* Objective *
Gather each line in the entries that includes the string "fast".

***

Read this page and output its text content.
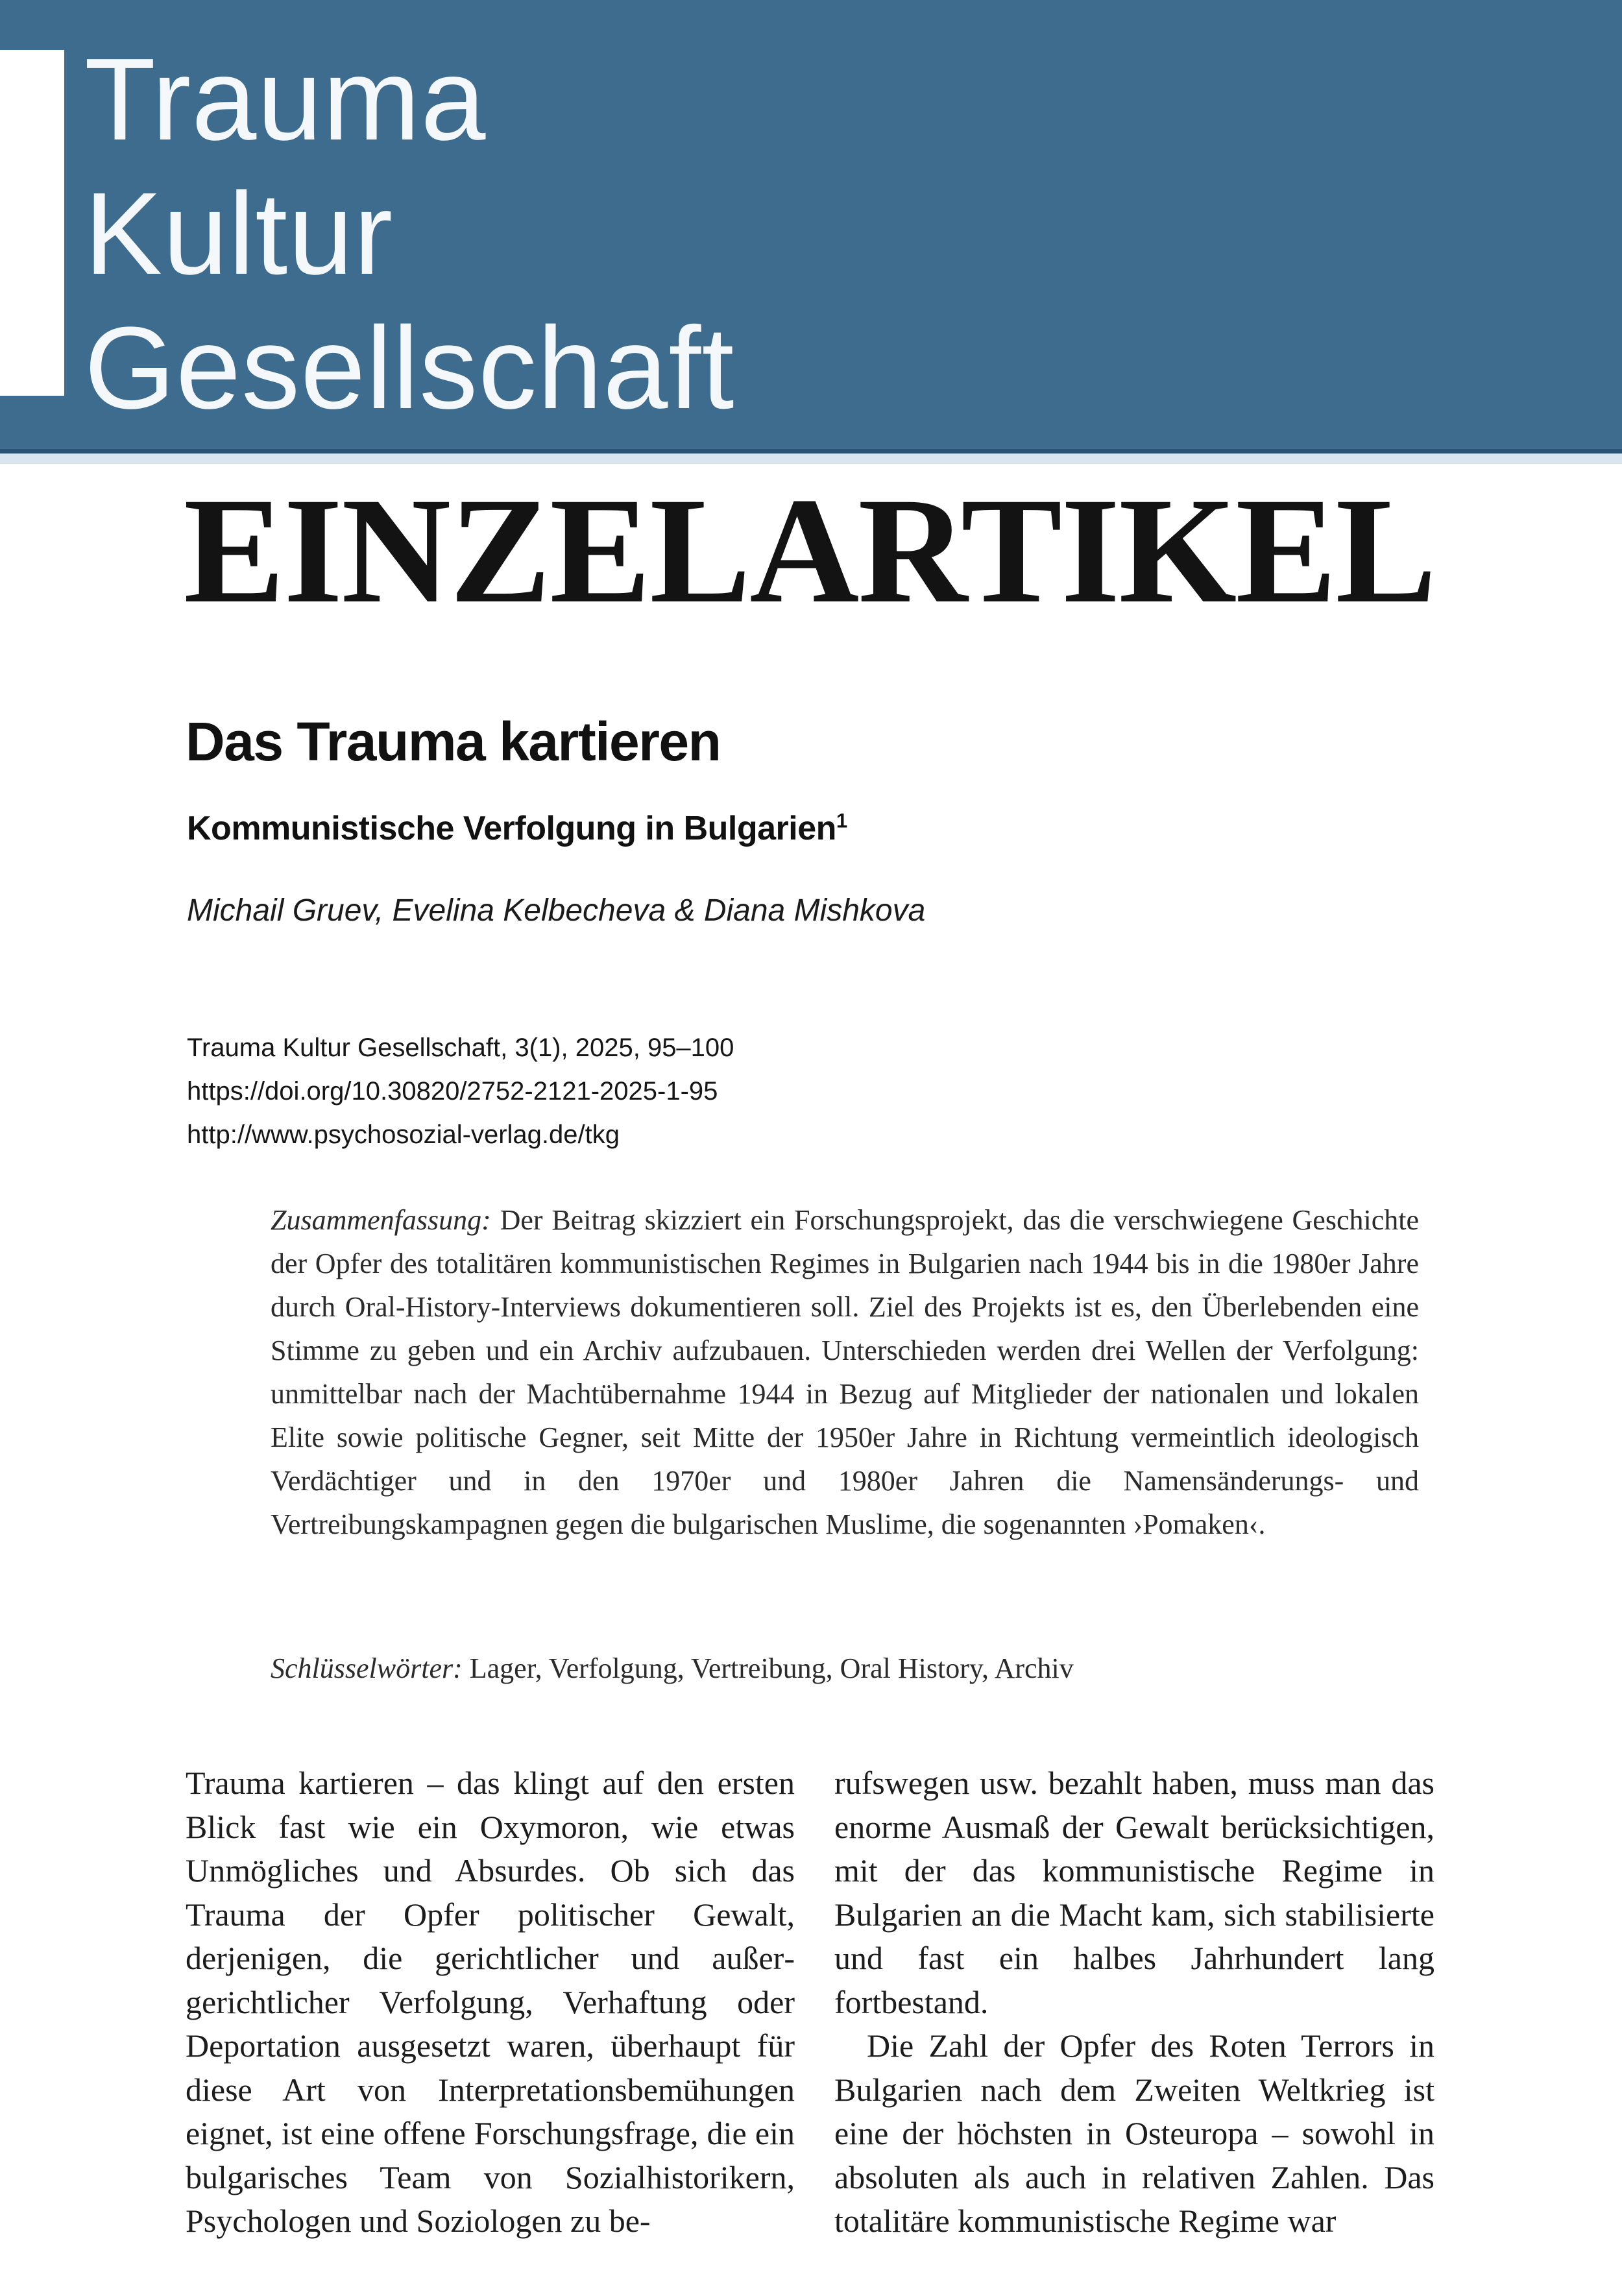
Trauma
Kultur
Gesellschaft
EINZELARTIKEL
Das Trauma kartieren
Kommunistische Verfolgung in Bulgarien$^1$
Michail Gruev, Evelina Kelbecheva & Diana Mishkova
Trauma Kultur Gesellschaft, 3(1), 2025, 95–100
https://doi.org/10.30820/2752-2121-2025-1-95
http://www.psychosozial-verlag.de/tkg
Zusammenfassung: Der Beitrag skizziert ein Forschungsprojekt, das die verschwiegene Geschichte der Opfer des totalitären kommunistischen Regimes in Bulgarien nach 1944 bis in die 1980er Jahre durch Oral-History-Interviews dokumentieren soll. Ziel des Projekts ist es, den Überlebenden eine Stimme zu geben und ein Archiv aufzubauen. Unterschieden werden drei Wellen der Verfolgung: unmittelbar nach der Machtübernahme 1944 in Bezug auf Mitglieder der nationalen und lokalen Elite sowie politische Gegner, seit Mitte der 1950er Jahre in Richtung vermeintlich ideologisch Verdächtiger und in den 1970er und 1980er Jahren die Namensänderungs- und Vertreibungskampagnen gegen die bulgarischen Muslime, die sogenannten ›Pomaken‹.
Schlüsselwörter: Lager, Verfolgung, Vertreibung, Oral History, Archiv

Trauma kartieren – das klingt auf den ersten Blick fast wie ein Oxymoron, wie etwas Unmögliches und Absurdes. Ob sich das Trauma der Opfer politischer Gewalt, derjenigen, die gerichtlicher und außergerichtlicher Verfolgung, Verhaftung oder Deportation ausgesetzt waren, überhaupt für diese Art von Interpretationsbemühungen eignet, ist eine offene Forschungsfrage, die ein bulgarisches Team von Sozialhistorikern, Psychologen und Soziologen zu be-

rufswegen usw. bezahlt haben, muss man das enorme Ausmaß der Gewalt berücksichtigen, mit der das kommunistische Regime in Bulgarien an die Macht kam, sich stabilisierte und fast ein halbes Jahrhundert lang fortbestand.

Die Zahl der Opfer des Roten Terrors in Bulgarien nach dem Zweiten Weltkrieg ist eine der höchsten in Osteuropa – sowohl in absoluten als auch in relativen Zahlen. Das totalitäre kommunistische Regime war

***

* Reply to the task *
Trauma kartieren – das klingt auf den ersten Blick fast wie ein Oxymoron, wie etwas Unmögliches und Absurdes. Ob sich das Trauma der Opfer politischer Gewalt, derjenigen, die gerichtlicher und außergerichtlicher Verfolgung, Verhaftung oder Deportation ausgesetzt waren, überhaupt für diese Art von Interpretationsbemühungen eignet, ist eine offene Forschungsfrage, die ein bulgarisches Team von Sozialhistorikern, Psychologen und Soziologen zu be-
rufswegen usw. bezahlt haben, muss man das enorme Ausmaß der Gewalt berücksichtigen, mit der das kommunistische Regime in Bulgarien an die Macht kam, sich stabilisierte und fast ein halbes Jahrhundert lang fortbestand.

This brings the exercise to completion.